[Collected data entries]
####
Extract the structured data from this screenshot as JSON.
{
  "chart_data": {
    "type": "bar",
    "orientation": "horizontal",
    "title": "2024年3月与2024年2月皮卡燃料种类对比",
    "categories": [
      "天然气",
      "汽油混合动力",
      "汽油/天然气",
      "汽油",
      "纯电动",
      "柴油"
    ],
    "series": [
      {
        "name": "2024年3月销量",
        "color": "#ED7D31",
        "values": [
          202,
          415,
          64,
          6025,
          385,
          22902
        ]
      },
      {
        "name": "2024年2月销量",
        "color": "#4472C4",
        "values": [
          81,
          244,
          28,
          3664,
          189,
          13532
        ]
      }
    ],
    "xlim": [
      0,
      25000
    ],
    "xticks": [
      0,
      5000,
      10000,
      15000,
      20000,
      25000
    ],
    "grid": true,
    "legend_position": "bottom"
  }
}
####
To do: Quote each line of the listing above exactly.

Written answer:
Extract the structured data from this screenshot as JSON.
{
  "chart_data": {
    "type": "bar",
    "orientation": "horizontal",
    "title": "2024年3月与2024年2月皮卡燃料种类对比",
    "categories": [
      "天然气",
      "汽油混合动力",
      "汽油/天然气",
      "汽油",
      "纯电动",
      "柴油"
    ],
    "series": [
      {
        "name": "2024年3月销量",
        "color": "#ED7D31",
        "values": [
          202,
          415,
          64,
          6025,
          385,
          22902
        ]
      },
      {
        "name": "2024年2月销量",
        "color": "#4472C4",
        "values": [
          81,
          244,
          28,
          3664,
          189,
          13532
        ]
      }
    ],
    "xlim": [
      0,
      25000
    ],
    "xticks": [
      0,
      5000,
      10000,
      15000,
      20000,
      25000
    ],
    "grid": true,
    "legend_position": "bottom"
  }
}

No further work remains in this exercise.